Repeat the records below exactly as they appear.

## [Data to process]
________________

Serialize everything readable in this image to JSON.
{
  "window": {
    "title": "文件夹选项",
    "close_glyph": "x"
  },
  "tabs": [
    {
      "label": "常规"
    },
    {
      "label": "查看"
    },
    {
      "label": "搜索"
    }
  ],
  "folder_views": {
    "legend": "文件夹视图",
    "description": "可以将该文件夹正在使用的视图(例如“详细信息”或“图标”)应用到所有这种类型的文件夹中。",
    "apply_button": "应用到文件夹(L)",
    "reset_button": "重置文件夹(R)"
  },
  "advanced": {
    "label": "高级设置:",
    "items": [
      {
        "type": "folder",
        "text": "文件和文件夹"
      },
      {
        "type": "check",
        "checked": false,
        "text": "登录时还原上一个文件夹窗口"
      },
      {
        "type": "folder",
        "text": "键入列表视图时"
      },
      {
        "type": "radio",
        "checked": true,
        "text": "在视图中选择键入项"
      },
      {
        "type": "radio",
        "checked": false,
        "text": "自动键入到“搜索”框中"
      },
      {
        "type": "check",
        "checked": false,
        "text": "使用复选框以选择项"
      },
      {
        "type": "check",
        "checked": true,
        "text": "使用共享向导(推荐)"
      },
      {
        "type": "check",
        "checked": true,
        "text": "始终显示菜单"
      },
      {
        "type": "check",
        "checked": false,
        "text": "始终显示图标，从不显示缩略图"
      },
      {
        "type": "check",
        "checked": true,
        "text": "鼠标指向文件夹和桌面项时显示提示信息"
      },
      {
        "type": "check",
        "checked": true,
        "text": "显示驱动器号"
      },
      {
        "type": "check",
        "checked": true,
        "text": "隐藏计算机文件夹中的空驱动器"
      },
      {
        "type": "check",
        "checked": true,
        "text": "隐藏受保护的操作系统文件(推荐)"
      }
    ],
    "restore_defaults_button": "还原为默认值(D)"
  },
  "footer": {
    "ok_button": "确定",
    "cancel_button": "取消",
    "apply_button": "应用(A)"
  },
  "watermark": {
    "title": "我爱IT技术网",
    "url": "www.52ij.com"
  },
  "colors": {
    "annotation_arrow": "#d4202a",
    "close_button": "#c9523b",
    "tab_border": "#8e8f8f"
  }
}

________________

## [Answer to the exercise]
Serialize everything readable in this image to JSON.
{
  "window": {
    "title": "文件夹选项",
    "close_glyph": "x"
  },
  "tabs": [
    {
      "label": "常规"
    },
    {
      "label": "查看"
    },
    {
      "label": "搜索"
    }
  ],
  "folder_views": {
    "legend": "文件夹视图",
    "description": "可以将该文件夹正在使用的视图(例如“详细信息”或“图标”)应用到所有这种类型的文件夹中。",
    "apply_button": "应用到文件夹(L)",
    "reset_button": "重置文件夹(R)"
  },
  "advanced": {
    "label": "高级设置:",
    "items": [
      {
        "type": "folder",
        "text": "文件和文件夹"
      },
      {
        "type": "check",
        "checked": false,
        "text": "登录时还原上一个文件夹窗口"
      },
      {
        "type": "folder",
        "text": "键入列表视图时"
      },
      {
        "type": "radio",
        "checked": true,
        "text": "在视图中选择键入项"
      },
      {
        "type": "radio",
        "checked": false,
        "text": "自动键入到“搜索”框中"
      },
      {
        "type": "check",
        "checked": false,
        "text": "使用复选框以选择项"
      },
      {
        "type": "check",
        "checked": true,
        "text": "使用共享向导(推荐)"
      },
      {
        "type": "check",
        "checked": true,
        "text": "始终显示菜单"
      },
      {
        "type": "check",
        "checked": false,
        "text": "始终显示图标，从不显示缩略图"
      },
      {
        "type": "check",
        "checked": true,
        "text": "鼠标指向文件夹和桌面项时显示提示信息"
      },
      {
        "type": "check",
        "checked": true,
        "text": "显示驱动器号"
      },
      {
        "type": "check",
        "checked": true,
        "text": "隐藏计算机文件夹中的空驱动器"
      },
      {
        "type": "check",
        "checked": true,
        "text": "隐藏受保护的操作系统文件(推荐)"
      }
    ],
    "restore_defaults_button": "还原为默认值(D)"
  },
  "footer": {
    "ok_button": "确定",
    "cancel_button": "取消",
    "apply_button": "应用(A)"
  },
  "watermark": {
    "title": "我爱IT技术网",
    "url": "www.52ij.com"
  },
  "colors": {
    "annotation_arrow": "#d4202a",
    "close_button": "#c9523b",
    "tab_border": "#8e8f8f"
  }
}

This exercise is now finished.